** Records contained in a dataset **
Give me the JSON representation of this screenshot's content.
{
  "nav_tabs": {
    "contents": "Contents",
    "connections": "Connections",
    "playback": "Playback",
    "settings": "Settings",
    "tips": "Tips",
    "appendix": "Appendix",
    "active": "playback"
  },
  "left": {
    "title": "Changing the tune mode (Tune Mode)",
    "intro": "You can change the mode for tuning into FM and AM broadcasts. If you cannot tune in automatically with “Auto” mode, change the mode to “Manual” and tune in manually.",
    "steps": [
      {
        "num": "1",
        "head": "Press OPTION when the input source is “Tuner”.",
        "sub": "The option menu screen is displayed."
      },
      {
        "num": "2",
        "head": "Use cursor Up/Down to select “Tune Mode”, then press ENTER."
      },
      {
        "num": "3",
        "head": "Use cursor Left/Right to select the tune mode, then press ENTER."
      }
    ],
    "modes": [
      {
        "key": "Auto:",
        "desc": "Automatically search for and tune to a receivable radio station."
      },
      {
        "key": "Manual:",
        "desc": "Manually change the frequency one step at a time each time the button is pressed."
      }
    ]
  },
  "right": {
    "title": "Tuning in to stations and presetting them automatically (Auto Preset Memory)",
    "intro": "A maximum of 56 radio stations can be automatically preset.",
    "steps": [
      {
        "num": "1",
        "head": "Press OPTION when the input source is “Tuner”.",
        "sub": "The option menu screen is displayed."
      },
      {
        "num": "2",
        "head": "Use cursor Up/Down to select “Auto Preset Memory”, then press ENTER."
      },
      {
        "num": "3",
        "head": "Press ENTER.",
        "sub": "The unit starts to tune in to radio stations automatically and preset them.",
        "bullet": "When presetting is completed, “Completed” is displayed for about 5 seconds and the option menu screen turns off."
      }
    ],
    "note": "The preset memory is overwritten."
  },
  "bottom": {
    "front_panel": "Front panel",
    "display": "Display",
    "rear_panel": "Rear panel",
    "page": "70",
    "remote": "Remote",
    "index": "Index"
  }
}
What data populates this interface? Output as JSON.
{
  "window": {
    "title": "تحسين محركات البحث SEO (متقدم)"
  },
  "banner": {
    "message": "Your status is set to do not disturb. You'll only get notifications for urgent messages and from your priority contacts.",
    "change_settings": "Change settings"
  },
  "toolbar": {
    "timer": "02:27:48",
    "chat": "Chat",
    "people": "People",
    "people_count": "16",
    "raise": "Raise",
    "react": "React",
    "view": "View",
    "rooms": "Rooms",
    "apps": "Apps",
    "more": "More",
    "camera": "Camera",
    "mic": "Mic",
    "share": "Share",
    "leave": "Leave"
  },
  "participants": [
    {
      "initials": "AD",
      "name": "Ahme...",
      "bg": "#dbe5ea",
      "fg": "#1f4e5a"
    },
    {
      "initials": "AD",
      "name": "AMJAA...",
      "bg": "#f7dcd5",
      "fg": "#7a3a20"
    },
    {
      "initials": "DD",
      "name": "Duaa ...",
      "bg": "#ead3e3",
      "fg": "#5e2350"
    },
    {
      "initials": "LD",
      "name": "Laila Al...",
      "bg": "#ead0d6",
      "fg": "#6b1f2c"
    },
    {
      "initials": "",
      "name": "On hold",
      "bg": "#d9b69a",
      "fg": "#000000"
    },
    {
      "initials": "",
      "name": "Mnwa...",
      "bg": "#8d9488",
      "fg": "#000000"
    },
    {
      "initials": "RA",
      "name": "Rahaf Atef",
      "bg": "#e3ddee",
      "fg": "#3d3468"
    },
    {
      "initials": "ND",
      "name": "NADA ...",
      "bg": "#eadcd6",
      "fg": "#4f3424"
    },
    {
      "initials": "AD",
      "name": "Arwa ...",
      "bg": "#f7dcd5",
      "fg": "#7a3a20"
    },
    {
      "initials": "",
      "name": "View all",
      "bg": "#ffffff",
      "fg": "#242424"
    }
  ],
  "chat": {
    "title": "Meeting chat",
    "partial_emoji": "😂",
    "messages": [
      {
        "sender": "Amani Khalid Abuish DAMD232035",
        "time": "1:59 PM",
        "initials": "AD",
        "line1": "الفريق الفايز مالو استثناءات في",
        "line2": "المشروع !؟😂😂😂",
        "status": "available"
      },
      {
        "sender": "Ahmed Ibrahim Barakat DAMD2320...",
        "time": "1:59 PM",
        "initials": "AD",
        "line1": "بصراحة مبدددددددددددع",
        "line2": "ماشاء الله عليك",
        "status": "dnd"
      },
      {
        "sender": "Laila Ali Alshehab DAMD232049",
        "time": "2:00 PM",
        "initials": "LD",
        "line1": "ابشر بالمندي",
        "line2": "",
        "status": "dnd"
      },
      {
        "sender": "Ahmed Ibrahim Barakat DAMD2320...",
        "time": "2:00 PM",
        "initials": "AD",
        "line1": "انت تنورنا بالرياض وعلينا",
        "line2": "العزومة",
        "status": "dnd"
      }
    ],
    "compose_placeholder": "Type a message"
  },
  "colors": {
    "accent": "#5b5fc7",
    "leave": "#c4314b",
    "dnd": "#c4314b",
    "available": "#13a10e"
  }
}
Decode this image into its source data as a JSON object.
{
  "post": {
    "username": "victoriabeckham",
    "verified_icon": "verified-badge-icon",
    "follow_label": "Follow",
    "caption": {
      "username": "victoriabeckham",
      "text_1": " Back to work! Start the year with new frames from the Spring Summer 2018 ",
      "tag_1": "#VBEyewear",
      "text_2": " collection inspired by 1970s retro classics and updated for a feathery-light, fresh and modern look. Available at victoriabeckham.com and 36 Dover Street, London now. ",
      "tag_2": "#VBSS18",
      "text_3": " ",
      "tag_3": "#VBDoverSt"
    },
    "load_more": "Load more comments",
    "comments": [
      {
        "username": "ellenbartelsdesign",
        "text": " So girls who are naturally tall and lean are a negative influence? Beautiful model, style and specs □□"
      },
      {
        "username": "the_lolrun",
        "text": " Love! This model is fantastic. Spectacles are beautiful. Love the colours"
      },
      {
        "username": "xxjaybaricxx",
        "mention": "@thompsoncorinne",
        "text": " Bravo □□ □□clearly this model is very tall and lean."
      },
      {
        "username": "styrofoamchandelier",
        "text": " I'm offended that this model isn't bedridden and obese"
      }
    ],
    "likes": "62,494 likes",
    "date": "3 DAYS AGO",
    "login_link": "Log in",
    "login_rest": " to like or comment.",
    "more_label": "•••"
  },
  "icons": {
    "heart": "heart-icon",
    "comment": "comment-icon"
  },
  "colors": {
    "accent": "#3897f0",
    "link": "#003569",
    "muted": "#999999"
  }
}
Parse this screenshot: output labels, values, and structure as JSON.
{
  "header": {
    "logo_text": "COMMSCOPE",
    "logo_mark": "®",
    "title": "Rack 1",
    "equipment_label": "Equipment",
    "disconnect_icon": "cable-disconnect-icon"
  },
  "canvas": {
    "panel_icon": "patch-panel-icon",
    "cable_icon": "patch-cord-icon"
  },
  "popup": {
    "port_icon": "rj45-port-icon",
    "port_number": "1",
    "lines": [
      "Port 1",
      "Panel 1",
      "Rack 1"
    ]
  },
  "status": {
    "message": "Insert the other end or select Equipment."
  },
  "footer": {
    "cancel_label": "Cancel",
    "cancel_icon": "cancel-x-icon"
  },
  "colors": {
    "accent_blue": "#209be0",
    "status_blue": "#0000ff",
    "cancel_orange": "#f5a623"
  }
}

** EXERCISE AIM **
Reproduce the complete set of lines precisely as supplied.

** ANSWER TO THE TASK **
Give me the JSON representation of this screenshot's content.
{
  "nav_tabs": {
    "contents": "Contents",
    "connections": "Connections",
    "playback": "Playback",
    "settings": "Settings",
    "tips": "Tips",
    "appendix": "Appendix",
    "active": "playback"
  },
  "left": {
    "title": "Changing the tune mode (Tune Mode)",
    "intro": "You can change the mode for tuning into FM and AM broadcasts. If you cannot tune in automatically with “Auto” mode, change the mode to “Manual” and tune in manually.",
    "steps": [
      {
        "num": "1",
        "head": "Press OPTION when the input source is “Tuner”.",
        "sub": "The option menu screen is displayed."
      },
      {
        "num": "2",
        "head": "Use cursor Up/Down to select “Tune Mode”, then press ENTER."
      },
      {
        "num": "3",
        "head": "Use cursor Left/Right to select the tune mode, then press ENTER."
      }
    ],
    "modes": [
      {
        "key": "Auto:",
        "desc": "Automatically search for and tune to a receivable radio station."
      },
      {
        "key": "Manual:",
        "desc": "Manually change the frequency one step at a time each time the button is pressed."
      }
    ]
  },
  "right": {
    "title": "Tuning in to stations and presetting them automatically (Auto Preset Memory)",
    "intro": "A maximum of 56 radio stations can be automatically preset.",
    "steps": [
      {
        "num": "1",
        "head": "Press OPTION when the input source is “Tuner”.",
        "sub": "The option menu screen is displayed."
      },
      {
        "num": "2",
        "head": "Use cursor Up/Down to select “Auto Preset Memory”, then press ENTER."
      },
      {
        "num": "3",
        "head": "Press ENTER.",
        "sub": "The unit starts to tune in to radio stations automatically and preset them.",
        "bullet": "When presetting is completed, “Completed” is displayed for about 5 seconds and the option menu screen turns off."
      }
    ],
    "note": "The preset memory is overwritten."
  },
  "bottom": {
    "front_panel": "Front panel",
    "display": "Display",
    "rear_panel": "Rear panel",
    "page": "70",
    "remote": "Remote",
    "index": "Index"
  }
}
What data populates this interface? Output as JSON.
{
  "window": {
    "title": "تحسين محركات البحث SEO (متقدم)"
  },
  "banner": {
    "message": "Your status is set to do not disturb. You'll only get notifications for urgent messages and from your priority contacts.",
    "change_settings": "Change settings"
  },
  "toolbar": {
    "timer": "02:27:48",
    "chat": "Chat",
    "people": "People",
    "people_count": "16",
    "raise": "Raise",
    "react": "React",
    "view": "View",
    "rooms": "Rooms",
    "apps": "Apps",
    "more": "More",
    "camera": "Camera",
    "mic": "Mic",
    "share": "Share",
    "leave": "Leave"
  },
  "participants": [
    {
      "initials": "AD",
      "name": "Ahme...",
      "bg": "#dbe5ea",
      "fg": "#1f4e5a"
    },
    {
      "initials": "AD",
      "name": "AMJAA...",
      "bg": "#f7dcd5",
      "fg": "#7a3a20"
    },
    {
      "initials": "DD",
      "name": "Duaa ...",
      "bg": "#ead3e3",
      "fg": "#5e2350"
    },
    {
      "initials": "LD",
      "name": "Laila Al...",
      "bg": "#ead0d6",
      "fg": "#6b1f2c"
    },
    {
      "initials": "",
      "name": "On hold",
      "bg": "#d9b69a",
      "fg": "#000000"
    },
    {
      "initials": "",
      "name": "Mnwa...",
      "bg": "#8d9488",
      "fg": "#000000"
    },
    {
      "initials": "RA",
      "name": "Rahaf Atef",
      "bg": "#e3ddee",
      "fg": "#3d3468"
    },
    {
      "initials": "ND",
      "name": "NADA ...",
      "bg": "#eadcd6",
      "fg": "#4f3424"
    },
    {
      "initials": "AD",
      "name": "Arwa ...",
      "bg": "#f7dcd5",
      "fg": "#7a3a20"
    },
    {
      "initials": "",
      "name": "View all",
      "bg": "#ffffff",
      "fg": "#242424"
    }
  ],
  "chat": {
    "title": "Meeting chat",
    "partial_emoji": "😂",
    "messages": [
      {
        "sender": "Amani Khalid Abuish DAMD232035",
        "time": "1:59 PM",
        "initials": "AD",
        "line1": "الفريق الفايز مالو استثناءات في",
        "line2": "المشروع !؟😂😂😂",
        "status": "available"
      },
      {
        "sender": "Ahmed Ibrahim Barakat DAMD2320...",
        "time": "1:59 PM",
        "initials": "AD",
        "line1": "بصراحة مبدددددددددددع",
        "line2": "ماشاء الله عليك",
        "status": "dnd"
      },
      {
        "sender": "Laila Ali Alshehab DAMD232049",
        "time": "2:00 PM",
        "initials": "LD",
        "line1": "ابشر بالمندي",
        "line2": "",
        "status": "dnd"
      },
      {
        "sender": "Ahmed Ibrahim Barakat DAMD2320...",
        "time": "2:00 PM",
        "initials": "AD",
        "line1": "انت تنورنا بالرياض وعلينا",
        "line2": "العزومة",
        "status": "dnd"
      }
    ],
    "compose_placeholder": "Type a message"
  },
  "colors": {
    "accent": "#5b5fc7",
    "leave": "#c4314b",
    "dnd": "#c4314b",
    "available": "#13a10e"
  }
}
Decode this image into its source data as a JSON object.
{
  "post": {
    "username": "victoriabeckham",
    "verified_icon": "verified-badge-icon",
    "follow_label": "Follow",
    "caption": {
      "username": "victoriabeckham",
      "text_1": " Back to work! Start the year with new frames from the Spring Summer 2018 ",
      "tag_1": "#VBEyewear",
      "text_2": " collection inspired by 1970s retro classics and updated for a feathery-light, fresh and modern look. Available at victoriabeckham.com and 36 Dover Street, London now. ",
      "tag_2": "#VBSS18",
      "text_3": " ",
      "tag_3": "#VBDoverSt"
    },
    "load_more": "Load more comments",
    "comments": [
      {
        "username": "ellenbartelsdesign",
        "text": " So girls who are naturally tall and lean are a negative influence? Beautiful model, style and specs □□"
      },
      {
        "username": "the_lolrun",
        "text": " Love! This model is fantastic. Spectacles are beautiful. Love the colours"
      },
      {
        "username": "xxjaybaricxx",
        "mention": "@thompsoncorinne",
        "text": " Bravo □□ □□clearly this model is very tall and lean."
      },
      {
        "username": "styrofoamchandelier",
        "text": " I'm offended that this model isn't bedridden and obese"
      }
    ],
    "likes": "62,494 likes",
    "date": "3 DAYS AGO",
    "login_link": "Log in",
    "login_rest": " to like or comment.",
    "more_label": "•••"
  },
  "icons": {
    "heart": "heart-icon",
    "comment": "comment-icon"
  },
  "colors": {
    "accent": "#3897f0",
    "link": "#003569",
    "muted": "#999999"
  }
}
Parse this screenshot: output labels, values, and structure as JSON.
{
  "header": {
    "logo_text": "COMMSCOPE",
    "logo_mark": "®",
    "title": "Rack 1",
    "equipment_label": "Equipment",
    "disconnect_icon": "cable-disconnect-icon"
  },
  "canvas": {
    "panel_icon": "patch-panel-icon",
    "cable_icon": "patch-cord-icon"
  },
  "popup": {
    "port_icon": "rj45-port-icon",
    "port_number": "1",
    "lines": [
      "Port 1",
      "Panel 1",
      "Rack 1"
    ]
  },
  "status": {
    "message": "Insert the other end or select Equipment."
  },
  "footer": {
    "cancel_label": "Cancel",
    "cancel_icon": "cancel-x-icon"
  },
  "colors": {
    "accent_blue": "#209be0",
    "status_blue": "#0000ff",
    "cancel_orange": "#f5a623"
  }
}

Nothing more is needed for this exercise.